* _Data entries_:
•••••

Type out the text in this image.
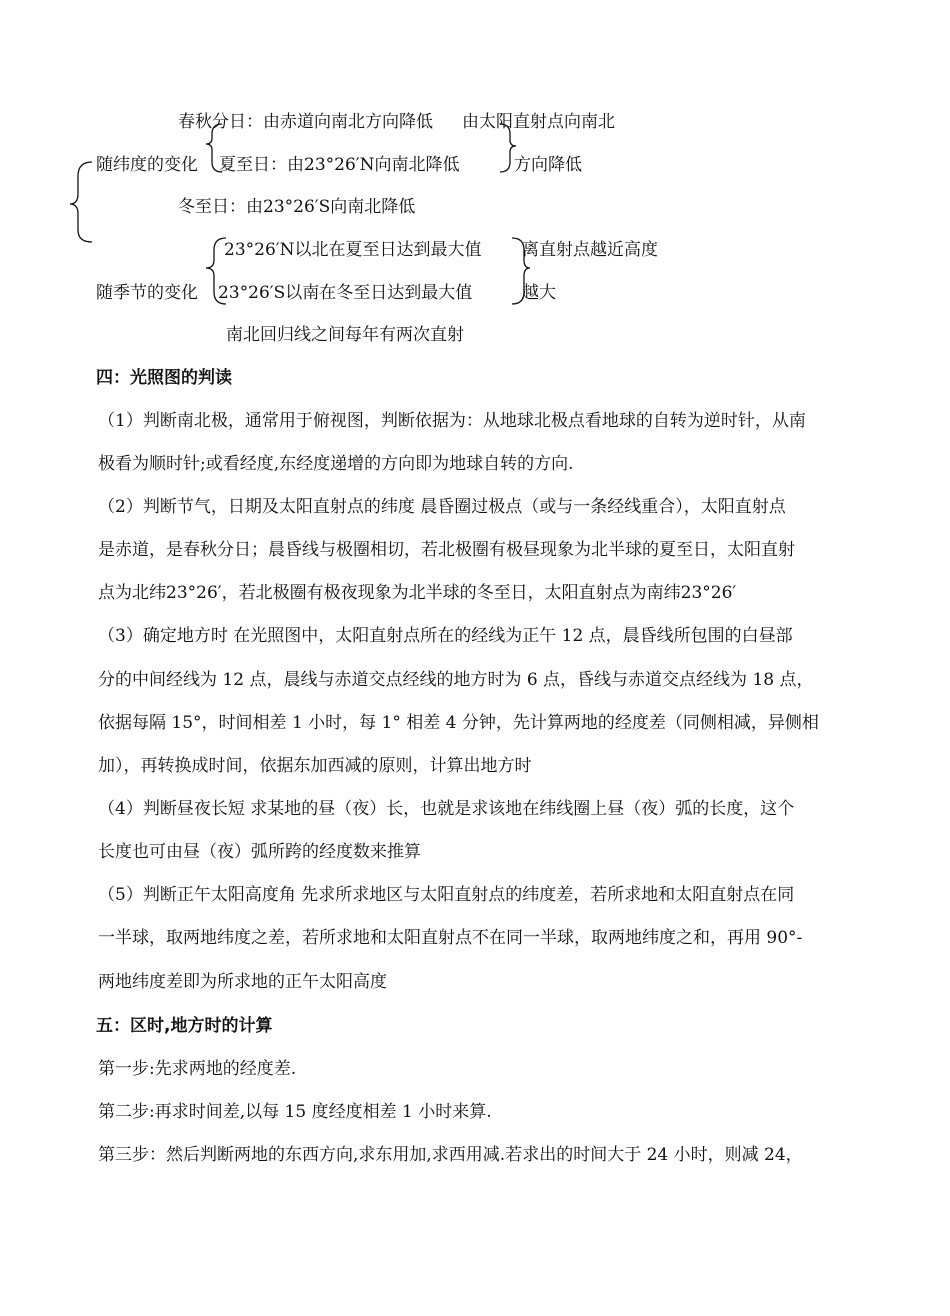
春秋分日：由赤道向南北方向降低 由太阳直射点向南北
随纬度的变化 夏至日：由23°26′N向南北降低	方向降低
冬至日：由23°26′S向南北降低
23°26′N以北在夏至日达到最大值 离直射点越近高度
随季节的变化 23°26′S以南在冬至日达到最大值	越大
南北回归线之间每年有两次直射
四：光照图的判读
（1）判断南北极，通常用于俯视图，判断依据为：从地球北极点看地球的自转为逆时针，从南
极看为顺时针;或看经度,东经度递增的方向即为地球自转的方向.
（2）判断节气，日期及太阳直射点的纬度 晨昏圈过极点（或与一条经线重合），太阳直射点
是赤道，是春秋分日；晨昏线与极圈相切，若北极圈有极昼现象为北半球的夏至日，太阳直射
点为北纬23°26′，若北极圈有极夜现象为北半球的冬至日，太阳直射点为南纬23°26′
（3）确定地方时 在光照图中，太阳直射点所在的经线为正午 12 点，晨昏线所包围的白昼部
分的中间经线为 12 点，晨线与赤道交点经线的地方时为 6 点，昏线与赤道交点经线为 18 点，
依据每隔 15°，时间相差 1 小时，每 1° 相差 4 分钟，先计算两地的经度差（同侧相减，异侧相
加），再转换成时间，依据东加西减的原则，计算出地方时
（4）判断昼夜长短 求某地的昼（夜）长，也就是求该地在纬线圈上昼（夜）弧的长度，这个
长度也可由昼（夜）弧所跨的经度数来推算
（5）判断正午太阳高度角 先求所求地区与太阳直射点的纬度差，若所求地和太阳直射点在同
一半球，取两地纬度之差，若所求地和太阳直射点不在同一半球，取两地纬度之和，再用 90°-
两地纬度差即为所求地的正午太阳高度
五：区时,地方时的计算
第一步:先求两地的经度差.
第二步:再求时间差,以每 15 度经度相差 1 小时来算.
第三步：然后判断两地的东西方向,求东用加,求西用减.若求出的时间大于 24 小时，则减 24，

•••••

* _Exercise directions_: Quote the records above exactly, leaving out any pictures.

* _Finished task_:
Type out the text in this image.
春秋分日：由赤道向南北方向降低 由太阳直射点向南北
随纬度的变化 夏至日：由23°26′N向南北降低	方向降低
冬至日：由23°26′S向南北降低
23°26′N以北在夏至日达到最大值 离直射点越近高度
随季节的变化 23°26′S以南在冬至日达到最大值	越大
南北回归线之间每年有两次直射
四：光照图的判读
（1）判断南北极，通常用于俯视图，判断依据为：从地球北极点看地球的自转为逆时针，从南
极看为顺时针;或看经度,东经度递增的方向即为地球自转的方向.
（2）判断节气，日期及太阳直射点的纬度 晨昏圈过极点（或与一条经线重合），太阳直射点
是赤道，是春秋分日；晨昏线与极圈相切，若北极圈有极昼现象为北半球的夏至日，太阳直射
点为北纬23°26′，若北极圈有极夜现象为北半球的冬至日，太阳直射点为南纬23°26′
（3）确定地方时 在光照图中，太阳直射点所在的经线为正午 12 点，晨昏线所包围的白昼部
分的中间经线为 12 点，晨线与赤道交点经线的地方时为 6 点，昏线与赤道交点经线为 18 点，
依据每隔 15°，时间相差 1 小时，每 1° 相差 4 分钟，先计算两地的经度差（同侧相减，异侧相
加），再转换成时间，依据东加西减的原则，计算出地方时
（4）判断昼夜长短 求某地的昼（夜）长，也就是求该地在纬线圈上昼（夜）弧的长度，这个
长度也可由昼（夜）弧所跨的经度数来推算
（5）判断正午太阳高度角 先求所求地区与太阳直射点的纬度差，若所求地和太阳直射点在同
一半球，取两地纬度之差，若所求地和太阳直射点不在同一半球，取两地纬度之和，再用 90°-
两地纬度差即为所求地的正午太阳高度
五：区时,地方时的计算
第一步:先求两地的经度差.
第二步:再求时间差,以每 15 度经度相差 1 小时来算.
第三步：然后判断两地的东西方向,求东用加,求西用减.若求出的时间大于 24 小时，则减 24，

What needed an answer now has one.